Exercise description >> Write out the full set of records exactly. Any pictures in them do not belong in the copy.

BEGIN Exercise inputs

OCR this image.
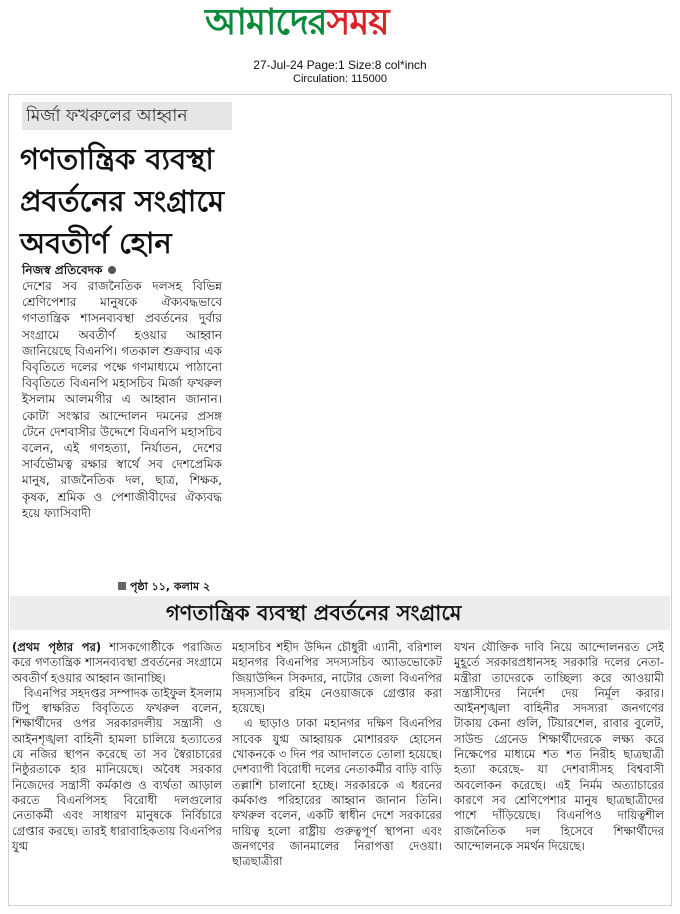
আমাদেরসময়
27-Jul-24 Page:1 Size:8 col*inch
Circulation: 115000
মির্জা ফখরুলের আহ্বান
গণতান্ত্রিক ব্যবস্থা
প্রবর্তনের সংগ্রামে
অবতীর্ণ হোন
নিজস্ব প্রতিবেদক
দেশের সব রাজনৈতিক দলসহ বিভিন্ন শ্রেণিপেশার মানুষকে ঐক্যবদ্ধভাবে গণতান্ত্রিক শাসনব্যবস্থা প্রবর্তনের দুর্বার সংগ্রামে অবতীর্ণ হওয়ার আহ্বান জানিয়েছে বিএনপি। গতকাল শুক্রবার এক বিবৃতিতে দলের পক্ষে গণমাধ্যমে পাঠানো বিবৃতিতে বিএনপি মহাসচিব মির্জা ফখরুল ইসলাম আলমগীর এ আহ্বান জানান। কোটা সংস্কার আন্দোলন দমনের প্রসঙ্গ টেনে দেশবাসীর উদ্দেশে বিএনপি মহাসচিব বলেন, এই গণহত্যা, নির্যাতন, দেশের সার্বভৌমত্ব রক্ষার স্বার্থে সব দেশপ্রেমিক মানুষ, রাজনৈতিক দল, ছাত্র, শিক্ষক, কৃষক, শ্রমিক ও পেশাজীবীদের ঐক্যবদ্ধ হয়ে ফ্যাসিবাদী
পৃষ্ঠা ১১, কলাম ২
গণতান্ত্রিক ব্যবস্থা প্রবর্তনের সংগ্রামে

(প্রথম পৃষ্ঠার পর) শাসকগোষ্ঠীকে পরাজিত করে গণতান্ত্রিক শাসনব্যবস্থা প্রবর্তনের সংগ্রামে অবতীর্ণ হওয়ার আহ্বান জানাচ্ছি।

বিএনপির সহদপ্তর সম্পাদক তাইফুল ইসলাম টিপু স্বাক্ষরিত বিবৃতিতে ফখরুল বলেন, শিক্ষার্থীদের ওপর সরকারদলীয় সন্ত্রাসী ও আইনশৃঙ্খলা বাহিনী হামলা চালিয়ে হত্যাতের যে নজির স্থাপন করেছে তা সব স্বৈরাচারের নিষ্ঠুরতাকে হার মানিয়েছে। অবৈধ সরকার নিজেদের সন্ত্রাসী কর্মকাণ্ড ও ব্যর্থতা আড়াল করতে বিএনপিসহ বিরোধী দলগুলোর নেতাকর্মী এবং সাধারণ মানুষকে নির্বিচারে গ্রেপ্তার করছে। তারই ধারাবাহিকতায় বিএনপির যুগ্ম

মহাসচিব শহীদ উদ্দিন চৌধুরী এ্যানী, বরিশাল মহানগর বিএনপির সদস্যসচিব অ্যাডভোকেট জিয়াউদ্দিন সিকদার, নাটোর জেলা বিএনপির সদস্যসচিব রহিম নেওয়াজকে গ্রেপ্তার করা হয়েছে।

এ ছাড়াও ঢাকা মহানগর দক্ষিণ বিএনপির সাবেক যুগ্ম আহ্বায়ক মোশাররফ হোসেন খোকনকে ৩ দিন পর আদালতে তোলা হয়েছে। দেশব্যাপী বিরোধী দলের নেতাকর্মীর বাড়ি বাড়ি তল্লাশি চালানো হচ্ছে। সরকারকে এ ধরনের কর্মকাণ্ড পরিহারের আহ্বান জানান তিনি। ফখরুল বলেন, একটি স্বাধীন দেশে সরকারের দায়িত্ব হলো রাষ্ট্রীয় গুরুত্বপূর্ণ স্থাপনা এবং জনগণের জানমালের নিরাপত্তা দেওয়া। ছাত্রছাত্রীরা

যখন যৌক্তিক দাবি নিয়ে আন্দোলনরত সেই মুহূর্তে সরকারপ্রধানসহ সরকারি দলের নেতা-মন্ত্রীরা তাদেরকে তাচ্ছিল্য করে আওয়ামী সন্ত্রাসীদের নির্দেশ দেয় নির্মূল করার। আইনশৃঙ্খলা বাহিনীর সদস্যরা জনগণের টাকায় কেনা গুলি, টিয়ারশেল, রাবার বুলেট, সাউন্ড গ্রেনেড শিক্ষার্থীদেরকে লক্ষ্য করে নিক্ষেপের মাধ্যমে শত শত নিরীহ ছাত্রছাত্রী হত্যা করেছে- যা দেশবাসীসহ বিশ্ববাসী অবলোকন করেছে। এই নির্মম অত্যাচারের কারণে সব শ্রেণিপেশার মানুষ ছাত্রছাত্রীদের পাশে দাঁড়িয়েছে। বিএনপিও দায়িত্বশীল রাজনৈতিক দল হিসেবে শিক্ষার্থীদের আন্দোলনকে সমর্থন দিয়েছে।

END Exercise inputs

Response to the exercise >>
OCR this image.
আমাদেরসময়
27-Jul-24 Page:1 Size:8 col*inch
Circulation: 115000
মির্জা ফখরুলের আহ্বান
গণতান্ত্রিক ব্যবস্থা
প্রবর্তনের সংগ্রামে
অবতীর্ণ হোন
নিজস্ব প্রতিবেদক
দেশের সব রাজনৈতিক দলসহ বিভিন্ন শ্রেণিপেশার মানুষকে ঐক্যবদ্ধভাবে গণতান্ত্রিক শাসনব্যবস্থা প্রবর্তনের দুর্বার সংগ্রামে অবতীর্ণ হওয়ার আহ্বান জানিয়েছে বিএনপি। গতকাল শুক্রবার এক বিবৃতিতে দলের পক্ষে গণমাধ্যমে পাঠানো বিবৃতিতে বিএনপি মহাসচিব মির্জা ফখরুল ইসলাম আলমগীর এ আহ্বান জানান। কোটা সংস্কার আন্দোলন দমনের প্রসঙ্গ টেনে দেশবাসীর উদ্দেশে বিএনপি মহাসচিব বলেন, এই গণহত্যা, নির্যাতন, দেশের সার্বভৌমত্ব রক্ষার স্বার্থে সব দেশপ্রেমিক মানুষ, রাজনৈতিক দল, ছাত্র, শিক্ষক, কৃষক, শ্রমিক ও পেশাজীবীদের ঐক্যবদ্ধ হয়ে ফ্যাসিবাদী
পৃষ্ঠা ১১, কলাম ২
গণতান্ত্রিক ব্যবস্থা প্রবর্তনের সংগ্রামে

(প্রথম পৃষ্ঠার পর) শাসকগোষ্ঠীকে পরাজিত করে গণতান্ত্রিক শাসনব্যবস্থা প্রবর্তনের সংগ্রামে অবতীর্ণ হওয়ার আহ্বান জানাচ্ছি।

বিএনপির সহদপ্তর সম্পাদক তাইফুল ইসলাম টিপু স্বাক্ষরিত বিবৃতিতে ফখরুল বলেন, শিক্ষার্থীদের ওপর সরকারদলীয় সন্ত্রাসী ও আইনশৃঙ্খলা বাহিনী হামলা চালিয়ে হত্যাতের যে নজির স্থাপন করেছে তা সব স্বৈরাচারের নিষ্ঠুরতাকে হার মানিয়েছে। অবৈধ সরকার নিজেদের সন্ত্রাসী কর্মকাণ্ড ও ব্যর্থতা আড়াল করতে বিএনপিসহ বিরোধী দলগুলোর নেতাকর্মী এবং সাধারণ মানুষকে নির্বিচারে গ্রেপ্তার করছে। তারই ধারাবাহিকতায় বিএনপির যুগ্ম

মহাসচিব শহীদ উদ্দিন চৌধুরী এ্যানী, বরিশাল মহানগর বিএনপির সদস্যসচিব অ্যাডভোকেট জিয়াউদ্দিন সিকদার, নাটোর জেলা বিএনপির সদস্যসচিব রহিম নেওয়াজকে গ্রেপ্তার করা হয়েছে।

এ ছাড়াও ঢাকা মহানগর দক্ষিণ বিএনপির সাবেক যুগ্ম আহ্বায়ক মোশাররফ হোসেন খোকনকে ৩ দিন পর আদালতে তোলা হয়েছে। দেশব্যাপী বিরোধী দলের নেতাকর্মীর বাড়ি বাড়ি তল্লাশি চালানো হচ্ছে। সরকারকে এ ধরনের কর্মকাণ্ড পরিহারের আহ্বান জানান তিনি। ফখরুল বলেন, একটি স্বাধীন দেশে সরকারের দায়িত্ব হলো রাষ্ট্রীয় গুরুত্বপূর্ণ স্থাপনা এবং জনগণের জানমালের নিরাপত্তা দেওয়া। ছাত্রছাত্রীরা

যখন যৌক্তিক দাবি নিয়ে আন্দোলনরত সেই মুহূর্তে সরকারপ্রধানসহ সরকারি দলের নেতা-মন্ত্রীরা তাদেরকে তাচ্ছিল্য করে আওয়ামী সন্ত্রাসীদের নির্দেশ দেয় নির্মূল করার। আইনশৃঙ্খলা বাহিনীর সদস্যরা জনগণের টাকায় কেনা গুলি, টিয়ারশেল, রাবার বুলেট, সাউন্ড গ্রেনেড শিক্ষার্থীদেরকে লক্ষ্য করে নিক্ষেপের মাধ্যমে শত শত নিরীহ ছাত্রছাত্রী হত্যা করেছে- যা দেশবাসীসহ বিশ্ববাসী অবলোকন করেছে। এই নির্মম অত্যাচারের কারণে সব শ্রেণিপেশার মানুষ ছাত্রছাত্রীদের পাশে দাঁড়িয়েছে। বিএনপিও দায়িত্বশীল রাজনৈতিক দল হিসেবে শিক্ষার্থীদের আন্দোলনকে সমর্থন দিয়েছে।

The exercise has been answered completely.